Excerpted records:
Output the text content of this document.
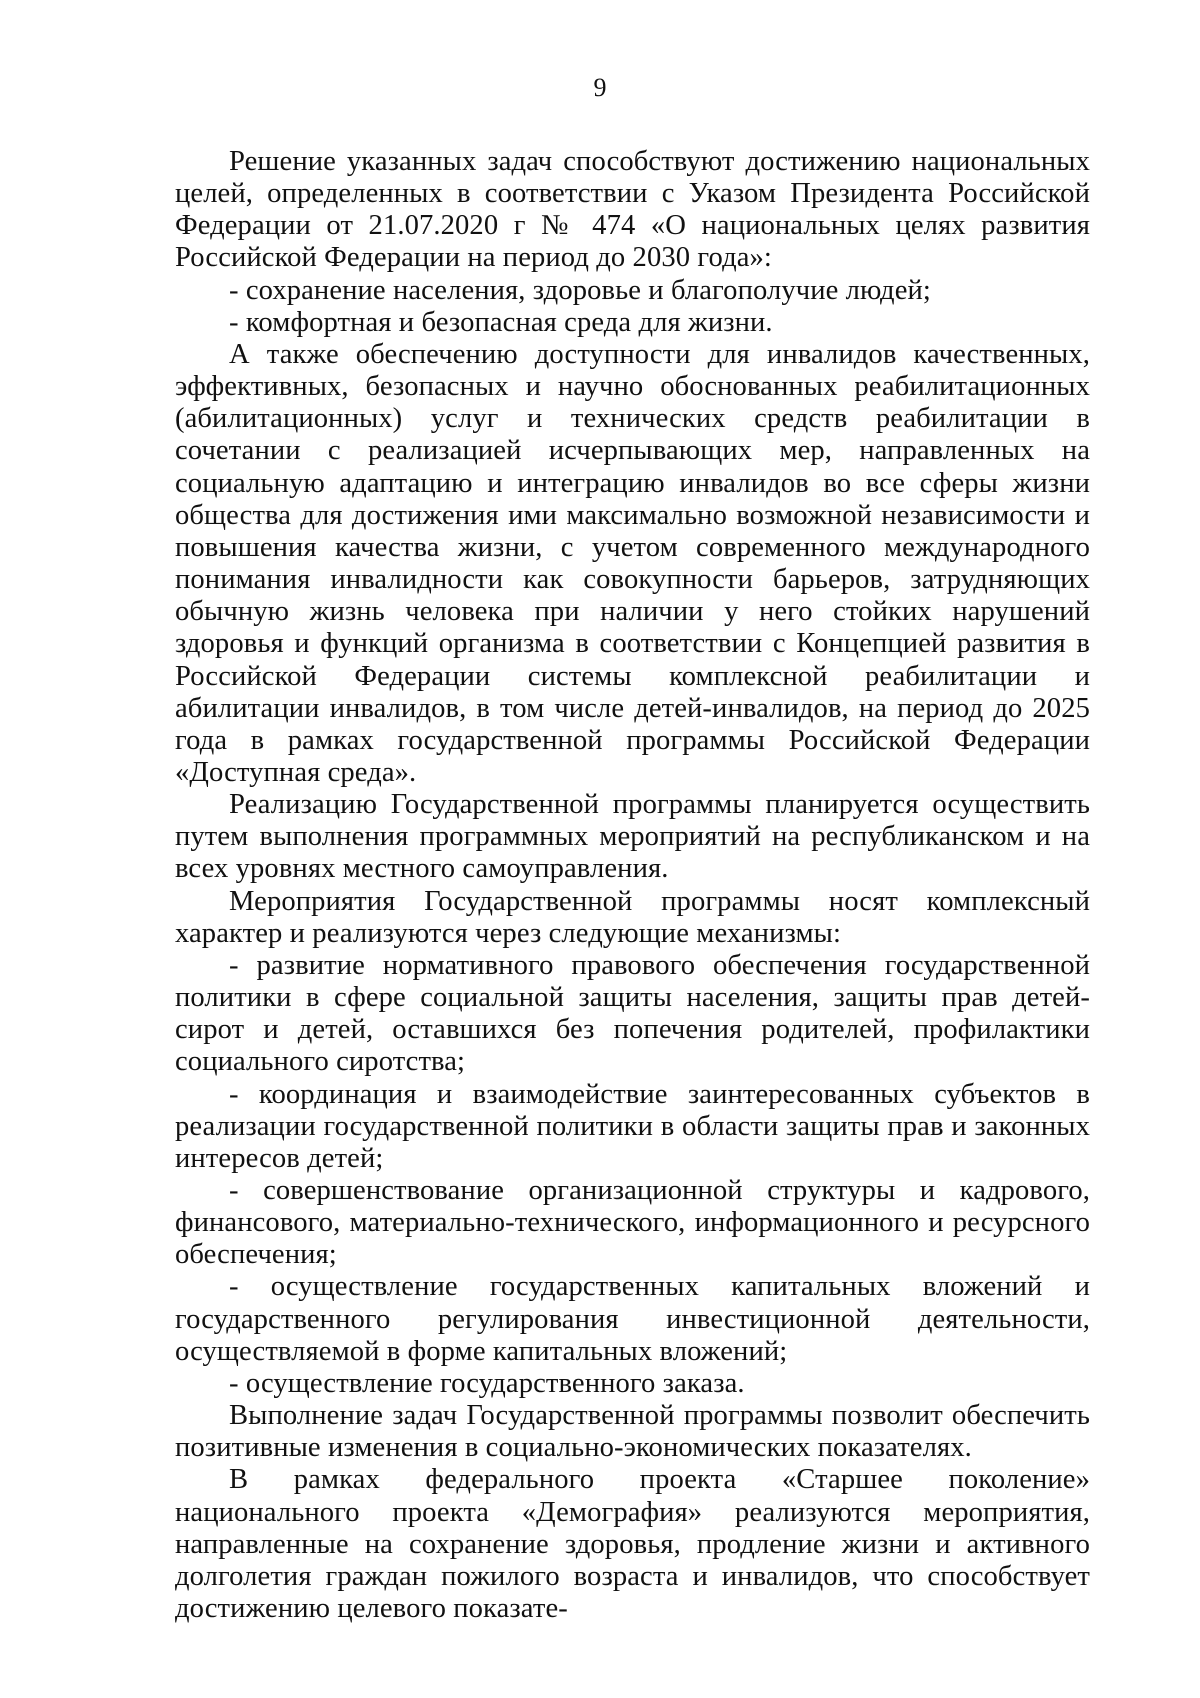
9

Решение указанных задач способствуют достижению национальных целей, определенных в соответствии с Указом Президента Российской Федерации от 21.07.2020 г № 474 «О национальных целях развития Российской Федерации на период до 2030 года»:

- сохранение населения, здоровье и благополучие людей;

- комфортная и безопасная среда для жизни.

А также обеспечению доступности для инвалидов качественных, эффективных, безопасных и научно обоснованных реабилитационных (абилитационных) услуг и технических средств реабилитации в сочетании с реализацией исчерпывающих мер, направленных на социальную адаптацию и интеграцию инвалидов во все сферы жизни общества для достижения ими максимально возможной независимости и повышения качества жизни, с учетом современного международного понимания инвалидности как совокупности барьеров, затрудняющих обычную жизнь человека при наличии у него стойких нарушений здоровья и функций организма в соответствии с Концепцией развития в Российской Федерации системы комплексной реабилитации и абилитации инвалидов, в том числе детей-инвалидов, на период до 2025 года в рамках государственной программы Российской Федерации «Доступная среда».

Реализацию Государственной программы планируется осуществить путем выполнения программных мероприятий на республиканском и на всех уровнях местного самоуправления.

Мероприятия Государственной программы носят комплексный характер и реализуются через следующие механизмы:

- развитие нормативного правового обеспечения государственной политики в сфере социальной защиты населения, защиты прав детей-сирот и детей, оставшихся без попечения родителей, профилактики социального сиротства;

- координация и взаимодействие заинтересованных субъектов в реализации государственной политики в области защиты прав и законных интересов детей;

- совершенствование организационной структуры и кадрового, финансового, материально-технического, информационного и ресурсного обеспечения;

- осуществление государственных капитальных вложений и государственного регулирования инвестиционной деятельности, осуществляемой в форме капитальных вложений;

- осуществление государственного заказа.

Выполнение задач Государственной программы позволит обеспечить позитивные изменения в социально-экономических показателях.

В рамках федерального проекта «Старшее поколение» национального проекта «Демография» реализуются мероприятия, направленные на сохранение здоровья, продление жизни и активного долголетия граждан пожилого возраста и инвалидов, что способствует достижению целевого показате-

What is being asked: Repeat every record precisely. Any picture among them stays out of the copy.

Answer to this exercise:
Output the text content of this document.
9

Решение указанных задач способствуют достижению национальных целей, определенных в соответствии с Указом Президента Российской Федерации от 21.07.2020 г № 474 «О национальных целях развития Российской Федерации на период до 2030 года»:

- сохранение населения, здоровье и благополучие людей;

- комфортная и безопасная среда для жизни.

А также обеспечению доступности для инвалидов качественных, эффективных, безопасных и научно обоснованных реабилитационных (абилитационных) услуг и технических средств реабилитации в сочетании с реализацией исчерпывающих мер, направленных на социальную адаптацию и интеграцию инвалидов во все сферы жизни общества для достижения ими максимально возможной независимости и повышения качества жизни, с учетом современного международного понимания инвалидности как совокупности барьеров, затрудняющих обычную жизнь человека при наличии у него стойких нарушений здоровья и функций организма в соответствии с Концепцией развития в Российской Федерации системы комплексной реабилитации и абилитации инвалидов, в том числе детей-инвалидов, на период до 2025 года в рамках государственной программы Российской Федерации «Доступная среда».

Реализацию Государственной программы планируется осуществить путем выполнения программных мероприятий на республиканском и на всех уровнях местного самоуправления.

Мероприятия Государственной программы носят комплексный характер и реализуются через следующие механизмы:

- развитие нормативного правового обеспечения государственной политики в сфере социальной защиты населения, защиты прав детей-сирот и детей, оставшихся без попечения родителей, профилактики социального сиротства;

- координация и взаимодействие заинтересованных субъектов в реализации государственной политики в области защиты прав и законных интересов детей;

- совершенствование организационной структуры и кадрового, финансового, материально-технического, информационного и ресурсного обеспечения;

- осуществление государственных капитальных вложений и государственного регулирования инвестиционной деятельности, осуществляемой в форме капитальных вложений;

- осуществление государственного заказа.

Выполнение задач Государственной программы позволит обеспечить позитивные изменения в социально-экономических показателях.

В рамках федерального проекта «Старшее поколение» национального проекта «Демография» реализуются мероприятия, направленные на сохранение здоровья, продление жизни и активного долголетия граждан пожилого возраста и инвалидов, что способствует достижению целевого показате-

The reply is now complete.